| Task statement |
Search the records for "subtitle". Copy every line where it appears.

| Provided records |
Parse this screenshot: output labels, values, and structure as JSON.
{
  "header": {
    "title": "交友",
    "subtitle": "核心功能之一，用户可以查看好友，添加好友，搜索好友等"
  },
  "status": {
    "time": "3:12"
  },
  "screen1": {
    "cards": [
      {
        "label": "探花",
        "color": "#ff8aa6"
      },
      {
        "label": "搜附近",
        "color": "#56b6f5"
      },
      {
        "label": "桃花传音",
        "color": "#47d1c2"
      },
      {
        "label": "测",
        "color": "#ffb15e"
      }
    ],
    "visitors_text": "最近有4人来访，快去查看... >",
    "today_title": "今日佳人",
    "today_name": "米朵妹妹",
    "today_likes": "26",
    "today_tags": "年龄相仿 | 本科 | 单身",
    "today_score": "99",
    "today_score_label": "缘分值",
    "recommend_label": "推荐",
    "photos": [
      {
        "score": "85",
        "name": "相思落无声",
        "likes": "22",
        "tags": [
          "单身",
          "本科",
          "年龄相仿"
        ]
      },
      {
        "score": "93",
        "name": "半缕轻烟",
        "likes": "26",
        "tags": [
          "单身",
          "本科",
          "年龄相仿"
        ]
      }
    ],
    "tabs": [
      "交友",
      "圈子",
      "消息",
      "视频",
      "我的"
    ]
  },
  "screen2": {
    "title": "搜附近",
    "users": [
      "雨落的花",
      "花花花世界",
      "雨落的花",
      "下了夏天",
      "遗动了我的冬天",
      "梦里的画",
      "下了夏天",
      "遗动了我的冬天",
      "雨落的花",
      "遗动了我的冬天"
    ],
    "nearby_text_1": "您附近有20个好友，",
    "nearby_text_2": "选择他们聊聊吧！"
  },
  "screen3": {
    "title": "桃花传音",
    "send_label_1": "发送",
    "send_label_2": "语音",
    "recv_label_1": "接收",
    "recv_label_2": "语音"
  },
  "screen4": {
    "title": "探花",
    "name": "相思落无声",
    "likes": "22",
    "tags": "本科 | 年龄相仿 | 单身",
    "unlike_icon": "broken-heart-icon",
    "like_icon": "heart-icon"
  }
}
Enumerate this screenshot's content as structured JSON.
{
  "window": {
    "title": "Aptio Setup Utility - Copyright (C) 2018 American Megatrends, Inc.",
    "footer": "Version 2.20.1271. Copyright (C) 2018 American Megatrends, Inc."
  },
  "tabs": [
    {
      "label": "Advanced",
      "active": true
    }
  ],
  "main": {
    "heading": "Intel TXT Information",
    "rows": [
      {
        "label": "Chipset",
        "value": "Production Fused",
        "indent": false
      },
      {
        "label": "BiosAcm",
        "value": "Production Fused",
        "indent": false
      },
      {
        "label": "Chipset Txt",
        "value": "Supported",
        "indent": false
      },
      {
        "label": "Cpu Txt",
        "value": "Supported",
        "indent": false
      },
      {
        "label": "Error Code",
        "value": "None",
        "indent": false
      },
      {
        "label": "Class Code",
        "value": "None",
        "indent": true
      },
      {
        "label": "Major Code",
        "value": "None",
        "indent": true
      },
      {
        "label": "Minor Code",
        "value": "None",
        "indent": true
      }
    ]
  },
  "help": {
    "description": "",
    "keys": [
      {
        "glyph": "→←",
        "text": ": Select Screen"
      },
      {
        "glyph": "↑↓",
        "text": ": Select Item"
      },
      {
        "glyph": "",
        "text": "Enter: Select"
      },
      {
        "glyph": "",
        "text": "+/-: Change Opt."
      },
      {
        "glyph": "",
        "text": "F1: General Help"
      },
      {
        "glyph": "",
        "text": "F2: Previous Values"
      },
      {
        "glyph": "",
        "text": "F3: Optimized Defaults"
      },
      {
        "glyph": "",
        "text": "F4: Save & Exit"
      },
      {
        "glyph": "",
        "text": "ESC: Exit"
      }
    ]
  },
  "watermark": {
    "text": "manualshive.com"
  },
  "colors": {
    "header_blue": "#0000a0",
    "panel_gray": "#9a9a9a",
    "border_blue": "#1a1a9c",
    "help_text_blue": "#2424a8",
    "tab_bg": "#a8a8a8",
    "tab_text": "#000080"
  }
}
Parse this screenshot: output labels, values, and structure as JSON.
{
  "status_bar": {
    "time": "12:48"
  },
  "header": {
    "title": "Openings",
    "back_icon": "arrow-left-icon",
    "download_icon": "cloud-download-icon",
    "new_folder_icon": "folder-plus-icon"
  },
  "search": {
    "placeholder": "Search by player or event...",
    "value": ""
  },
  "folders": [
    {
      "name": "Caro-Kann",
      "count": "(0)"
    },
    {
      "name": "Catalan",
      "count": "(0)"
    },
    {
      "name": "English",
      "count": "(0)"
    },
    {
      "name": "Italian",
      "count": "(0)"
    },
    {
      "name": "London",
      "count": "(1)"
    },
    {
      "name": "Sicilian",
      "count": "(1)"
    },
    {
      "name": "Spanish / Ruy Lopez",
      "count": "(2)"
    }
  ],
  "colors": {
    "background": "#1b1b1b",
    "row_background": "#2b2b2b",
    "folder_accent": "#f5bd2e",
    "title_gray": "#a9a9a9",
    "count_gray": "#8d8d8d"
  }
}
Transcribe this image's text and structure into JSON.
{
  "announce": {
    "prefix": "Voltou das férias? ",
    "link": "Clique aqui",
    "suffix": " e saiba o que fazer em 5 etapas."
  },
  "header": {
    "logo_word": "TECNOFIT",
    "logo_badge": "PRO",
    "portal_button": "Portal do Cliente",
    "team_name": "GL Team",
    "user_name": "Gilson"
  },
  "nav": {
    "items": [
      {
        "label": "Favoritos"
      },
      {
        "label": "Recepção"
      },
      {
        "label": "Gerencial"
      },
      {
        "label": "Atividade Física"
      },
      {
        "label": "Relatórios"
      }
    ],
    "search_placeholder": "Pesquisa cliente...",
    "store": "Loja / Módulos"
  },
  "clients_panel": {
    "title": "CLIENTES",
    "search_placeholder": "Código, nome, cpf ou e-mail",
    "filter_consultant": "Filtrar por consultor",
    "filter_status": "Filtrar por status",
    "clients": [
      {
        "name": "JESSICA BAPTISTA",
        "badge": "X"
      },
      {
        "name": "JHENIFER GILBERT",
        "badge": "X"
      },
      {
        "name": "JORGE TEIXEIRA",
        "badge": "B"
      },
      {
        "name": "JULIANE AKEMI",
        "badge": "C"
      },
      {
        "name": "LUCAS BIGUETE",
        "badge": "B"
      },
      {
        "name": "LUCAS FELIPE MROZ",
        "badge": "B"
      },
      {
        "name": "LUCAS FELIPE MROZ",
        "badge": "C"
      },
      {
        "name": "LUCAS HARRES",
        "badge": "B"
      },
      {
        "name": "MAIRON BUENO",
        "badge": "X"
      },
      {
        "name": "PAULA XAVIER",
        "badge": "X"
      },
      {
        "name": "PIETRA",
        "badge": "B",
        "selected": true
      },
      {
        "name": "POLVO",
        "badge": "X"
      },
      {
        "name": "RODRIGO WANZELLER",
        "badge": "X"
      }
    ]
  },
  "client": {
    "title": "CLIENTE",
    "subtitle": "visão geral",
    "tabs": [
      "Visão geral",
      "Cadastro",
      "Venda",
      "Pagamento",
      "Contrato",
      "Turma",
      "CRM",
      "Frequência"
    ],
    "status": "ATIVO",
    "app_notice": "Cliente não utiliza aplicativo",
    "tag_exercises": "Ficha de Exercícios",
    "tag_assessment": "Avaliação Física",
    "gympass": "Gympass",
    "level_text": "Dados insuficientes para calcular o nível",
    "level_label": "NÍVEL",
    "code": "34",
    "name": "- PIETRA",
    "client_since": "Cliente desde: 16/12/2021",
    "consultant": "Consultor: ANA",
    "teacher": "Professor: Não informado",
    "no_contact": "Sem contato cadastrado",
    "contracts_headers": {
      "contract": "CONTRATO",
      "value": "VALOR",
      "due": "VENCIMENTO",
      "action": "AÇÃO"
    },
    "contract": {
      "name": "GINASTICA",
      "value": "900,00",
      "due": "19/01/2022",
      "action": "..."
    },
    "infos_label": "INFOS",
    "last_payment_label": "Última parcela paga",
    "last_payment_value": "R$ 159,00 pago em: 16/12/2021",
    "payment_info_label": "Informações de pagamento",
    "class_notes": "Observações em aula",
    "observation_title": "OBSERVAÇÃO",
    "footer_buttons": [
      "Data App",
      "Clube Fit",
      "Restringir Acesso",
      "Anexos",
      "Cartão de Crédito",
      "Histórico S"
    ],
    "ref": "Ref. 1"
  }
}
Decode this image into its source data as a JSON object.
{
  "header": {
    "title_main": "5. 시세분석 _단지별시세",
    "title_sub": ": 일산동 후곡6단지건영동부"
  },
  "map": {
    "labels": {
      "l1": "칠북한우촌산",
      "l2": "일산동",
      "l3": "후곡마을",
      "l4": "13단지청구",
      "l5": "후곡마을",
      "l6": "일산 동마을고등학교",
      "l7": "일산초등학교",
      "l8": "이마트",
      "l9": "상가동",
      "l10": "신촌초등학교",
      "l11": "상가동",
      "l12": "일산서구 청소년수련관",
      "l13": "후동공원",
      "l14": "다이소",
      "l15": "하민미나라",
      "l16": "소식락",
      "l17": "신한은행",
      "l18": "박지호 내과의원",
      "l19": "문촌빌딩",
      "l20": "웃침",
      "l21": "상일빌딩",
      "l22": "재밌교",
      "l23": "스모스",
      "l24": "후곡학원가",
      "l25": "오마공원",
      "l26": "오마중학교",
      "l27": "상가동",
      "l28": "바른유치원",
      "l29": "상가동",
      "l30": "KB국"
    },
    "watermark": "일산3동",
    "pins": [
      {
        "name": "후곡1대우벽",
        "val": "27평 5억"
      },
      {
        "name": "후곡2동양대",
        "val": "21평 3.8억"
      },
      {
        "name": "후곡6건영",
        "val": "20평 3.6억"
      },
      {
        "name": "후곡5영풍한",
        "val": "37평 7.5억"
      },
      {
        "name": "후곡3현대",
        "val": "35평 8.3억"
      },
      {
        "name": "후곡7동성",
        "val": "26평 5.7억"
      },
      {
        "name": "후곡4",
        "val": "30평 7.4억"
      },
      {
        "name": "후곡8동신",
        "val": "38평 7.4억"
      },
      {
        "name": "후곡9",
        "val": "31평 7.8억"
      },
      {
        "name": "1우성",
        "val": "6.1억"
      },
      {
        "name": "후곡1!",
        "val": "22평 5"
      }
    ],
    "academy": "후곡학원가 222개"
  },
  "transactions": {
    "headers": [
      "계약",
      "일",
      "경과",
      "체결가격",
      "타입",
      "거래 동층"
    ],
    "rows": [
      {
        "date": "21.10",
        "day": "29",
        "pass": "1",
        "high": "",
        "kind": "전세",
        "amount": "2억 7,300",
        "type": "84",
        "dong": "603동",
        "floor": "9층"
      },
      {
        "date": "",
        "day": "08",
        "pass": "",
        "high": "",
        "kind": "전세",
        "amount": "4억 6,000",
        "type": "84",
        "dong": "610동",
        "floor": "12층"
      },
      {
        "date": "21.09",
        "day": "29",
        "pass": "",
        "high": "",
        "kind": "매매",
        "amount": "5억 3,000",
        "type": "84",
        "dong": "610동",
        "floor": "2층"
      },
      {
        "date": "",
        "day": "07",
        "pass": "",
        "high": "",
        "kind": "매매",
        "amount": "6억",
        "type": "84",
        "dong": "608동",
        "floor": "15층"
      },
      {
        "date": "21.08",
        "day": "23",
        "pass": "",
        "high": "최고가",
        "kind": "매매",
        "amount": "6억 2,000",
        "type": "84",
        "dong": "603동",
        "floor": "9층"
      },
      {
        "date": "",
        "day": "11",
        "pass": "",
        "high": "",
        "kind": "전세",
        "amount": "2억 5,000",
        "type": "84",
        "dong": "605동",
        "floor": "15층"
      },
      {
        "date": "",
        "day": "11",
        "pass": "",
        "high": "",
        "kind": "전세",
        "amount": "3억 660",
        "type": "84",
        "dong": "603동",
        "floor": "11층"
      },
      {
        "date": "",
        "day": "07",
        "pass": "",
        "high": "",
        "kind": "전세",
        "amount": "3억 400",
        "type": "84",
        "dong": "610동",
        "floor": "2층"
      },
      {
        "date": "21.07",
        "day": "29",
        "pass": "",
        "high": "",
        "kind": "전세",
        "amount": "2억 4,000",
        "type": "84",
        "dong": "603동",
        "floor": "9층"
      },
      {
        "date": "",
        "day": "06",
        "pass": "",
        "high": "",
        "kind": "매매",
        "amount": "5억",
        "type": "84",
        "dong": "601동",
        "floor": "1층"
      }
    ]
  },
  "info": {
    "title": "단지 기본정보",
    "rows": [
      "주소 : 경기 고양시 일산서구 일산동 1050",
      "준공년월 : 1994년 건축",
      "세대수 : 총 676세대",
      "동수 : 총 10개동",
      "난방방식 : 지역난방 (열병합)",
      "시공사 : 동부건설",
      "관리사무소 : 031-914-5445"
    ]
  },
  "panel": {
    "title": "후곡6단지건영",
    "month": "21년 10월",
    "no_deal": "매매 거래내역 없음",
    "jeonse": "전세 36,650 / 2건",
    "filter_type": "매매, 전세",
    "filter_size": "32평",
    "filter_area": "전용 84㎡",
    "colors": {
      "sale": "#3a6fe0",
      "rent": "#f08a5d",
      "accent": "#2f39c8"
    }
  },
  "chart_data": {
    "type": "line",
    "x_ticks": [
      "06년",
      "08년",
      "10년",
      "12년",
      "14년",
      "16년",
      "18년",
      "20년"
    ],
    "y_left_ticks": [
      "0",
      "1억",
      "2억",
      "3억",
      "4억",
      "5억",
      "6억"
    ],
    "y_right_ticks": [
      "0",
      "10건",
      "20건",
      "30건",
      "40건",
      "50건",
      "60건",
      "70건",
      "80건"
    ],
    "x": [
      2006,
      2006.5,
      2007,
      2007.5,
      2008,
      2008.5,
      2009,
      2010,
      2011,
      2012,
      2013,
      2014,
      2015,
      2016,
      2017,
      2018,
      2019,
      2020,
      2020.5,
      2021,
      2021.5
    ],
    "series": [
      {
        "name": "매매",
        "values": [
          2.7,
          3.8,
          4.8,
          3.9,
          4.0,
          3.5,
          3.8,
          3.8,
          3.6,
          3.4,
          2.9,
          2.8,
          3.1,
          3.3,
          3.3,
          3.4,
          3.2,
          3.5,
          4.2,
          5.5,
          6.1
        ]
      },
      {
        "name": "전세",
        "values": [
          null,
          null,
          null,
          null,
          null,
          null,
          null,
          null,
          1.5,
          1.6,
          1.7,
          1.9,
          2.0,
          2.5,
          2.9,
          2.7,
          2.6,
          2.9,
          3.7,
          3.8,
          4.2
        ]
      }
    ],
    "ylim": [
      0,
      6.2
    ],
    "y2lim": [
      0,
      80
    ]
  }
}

| Exercise answer |
    "subtitle": "核心功能之一，用户可以查看好友，添加好友，搜索好友等"
    "subtitle": "visão geral",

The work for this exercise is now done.